> _EXCERPTED PASSAGE_
§ §
The Government are currently trying to pass a bill that will open up - or even encourage private competition within the NHS. It has been dubbed one of the most radical plans in the history of the health service - and has certainly proved controversial.
Some private companies already have contracts to run services on behalf of the NHS, and as part of the film I’m making I have been looking into one of those contracts.
Since March 2006 Serco have held the contract to provide out of hours GP services in Cornwall. Prior to 2004, the provision of this service formed part of standard GP contracts - effectively if you were a GP, you had a responsibility to look after your patients around the clock.
In Cornwall, a group of 329 local GP’s got together and formed a cooperative. Patients who fell ill in the night would get the care of a local GP, but the GPs would work together to ensure that the workload was shared.
When the contracts changed and GP’s were no longer required to look after their patients out of hours, the cooperative carried on. They registered themselves as a non-profit making mutual benefit society, and continued to deliver out of hours services for those in need across Cornwall.
Just over a year after the new GP contracts came into force, the local Primary Care Trust (PCT) announced that it would be cutting the budget for out of hours care, and soon after they invited bids to run the service from private companies.
§ §
[Collected data]
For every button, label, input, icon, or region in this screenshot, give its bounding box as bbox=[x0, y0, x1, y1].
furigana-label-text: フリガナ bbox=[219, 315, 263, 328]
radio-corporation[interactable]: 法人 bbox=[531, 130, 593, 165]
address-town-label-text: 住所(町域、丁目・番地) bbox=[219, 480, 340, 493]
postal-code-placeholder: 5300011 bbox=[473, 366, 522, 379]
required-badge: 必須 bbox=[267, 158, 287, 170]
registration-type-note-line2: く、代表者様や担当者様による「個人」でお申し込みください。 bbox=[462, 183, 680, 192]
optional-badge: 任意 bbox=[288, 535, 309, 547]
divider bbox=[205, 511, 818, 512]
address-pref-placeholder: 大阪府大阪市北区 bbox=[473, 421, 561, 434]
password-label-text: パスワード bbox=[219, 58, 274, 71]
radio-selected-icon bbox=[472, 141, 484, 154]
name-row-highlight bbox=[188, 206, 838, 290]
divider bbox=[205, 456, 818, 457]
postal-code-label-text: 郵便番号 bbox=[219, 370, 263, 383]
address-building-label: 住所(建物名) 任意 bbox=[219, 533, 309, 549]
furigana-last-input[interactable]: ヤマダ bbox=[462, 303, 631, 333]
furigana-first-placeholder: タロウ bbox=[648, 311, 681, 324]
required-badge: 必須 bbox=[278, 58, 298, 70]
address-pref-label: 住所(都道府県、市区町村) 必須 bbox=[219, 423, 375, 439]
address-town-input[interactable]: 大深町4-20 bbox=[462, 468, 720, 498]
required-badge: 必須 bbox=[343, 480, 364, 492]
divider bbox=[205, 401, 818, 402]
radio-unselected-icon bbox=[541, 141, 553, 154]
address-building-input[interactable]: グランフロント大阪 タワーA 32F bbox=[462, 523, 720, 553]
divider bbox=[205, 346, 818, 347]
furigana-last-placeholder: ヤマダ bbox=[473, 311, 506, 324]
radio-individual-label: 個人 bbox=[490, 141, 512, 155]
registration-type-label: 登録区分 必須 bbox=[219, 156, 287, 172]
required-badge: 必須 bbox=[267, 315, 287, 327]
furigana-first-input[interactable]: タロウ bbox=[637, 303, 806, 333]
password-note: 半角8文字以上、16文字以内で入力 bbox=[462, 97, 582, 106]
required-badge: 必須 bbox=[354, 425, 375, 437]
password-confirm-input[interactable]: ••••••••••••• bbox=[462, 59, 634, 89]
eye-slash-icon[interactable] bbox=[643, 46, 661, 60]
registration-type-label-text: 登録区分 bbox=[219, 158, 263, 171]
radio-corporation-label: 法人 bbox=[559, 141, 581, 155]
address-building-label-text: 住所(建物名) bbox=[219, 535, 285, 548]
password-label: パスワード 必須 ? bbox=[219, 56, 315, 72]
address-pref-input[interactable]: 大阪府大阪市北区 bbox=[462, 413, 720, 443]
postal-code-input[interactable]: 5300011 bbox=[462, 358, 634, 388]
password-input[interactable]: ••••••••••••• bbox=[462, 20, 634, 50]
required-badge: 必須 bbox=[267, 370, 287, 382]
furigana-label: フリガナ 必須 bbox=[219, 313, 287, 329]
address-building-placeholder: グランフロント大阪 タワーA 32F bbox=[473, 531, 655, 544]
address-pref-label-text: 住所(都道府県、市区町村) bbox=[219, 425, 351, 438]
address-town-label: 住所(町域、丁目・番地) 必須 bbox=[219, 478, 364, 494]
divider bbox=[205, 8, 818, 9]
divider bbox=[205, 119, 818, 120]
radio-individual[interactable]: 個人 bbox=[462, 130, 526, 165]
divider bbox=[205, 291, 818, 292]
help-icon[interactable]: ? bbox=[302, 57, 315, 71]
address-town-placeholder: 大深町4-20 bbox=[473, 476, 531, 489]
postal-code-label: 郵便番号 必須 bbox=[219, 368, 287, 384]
§ §
> _LIST OF TASKS_
A. Reproduce the part of the passage on Cornwall's out-of-hours GP care that runs between "Just over a" and "from private companies.", inclusive.
B. Pick up the passage on out-of-hours GP care in Cornwall after its final sentence and carry it forward.

> _ANSWERS BY TASK_
A.
Just over a year after the new GP contracts came into force, the local Primary Care Trust (PCT) announced that it would be cutting the budget for out of hours care, and soon after they invited bids to run the service from private companies.

B.
Serco took over the out of hours service in March 2006, they had secured the contract for £7.5m a year, which was around £2.5m less than local GPs charged. A month into their new contract Serco announced that up to 30 jobs would be cut from the service.
Later in 2006, Serco doctors refused to visit the home of a seriously ill 97 year old man. His son later called an ambulance who took him to a hospital where he stayed for 8 weeks with severe lung and bladder infections. In response to the complaint Serco announced it would be strengthening the service with the appointment of a dedicated medical director, a lead nurse and a new service manager to improve local management.
Just a few months later, patients were left without urgent medication, because pharmacists were unable to contact Serco doctors. In fact in December 2006, 18% of calls to the service went unanswered. Serco publicly apologised, and promised to increase staffing and phone lines.
In February 2007, the Serco contract came under attack, Patients' watchdogs and a paramedics' union called for the out-of-hours doctor service to be run by the local ambulance trust. Cornish MP Matthew Taylor, even secured a debate in Parliament, after a survey of local GP’s found that 75% of them, had noticed an increase in complaints from patients about the service. The PCT even got involved deciding to review the contract - even though there were still two years left to run on it.
The PCT issued Serco with an ‘improvement plan’ and 20 days later, they announced that Serco had met all of the targets. A week later, a local family took their baby, who was suffering from breathing problems to a Serco GP. That GP sent the family home to wait, while he called the police - as he wasn’t sure how to call an Ambulance.
The problems continued, and in June 2010, A six-year-old boy, who had been unwell for a few days, was taken by his father to the local hospital. With no on-duty doctors, staff told the boys’ parents to call the out of hours service.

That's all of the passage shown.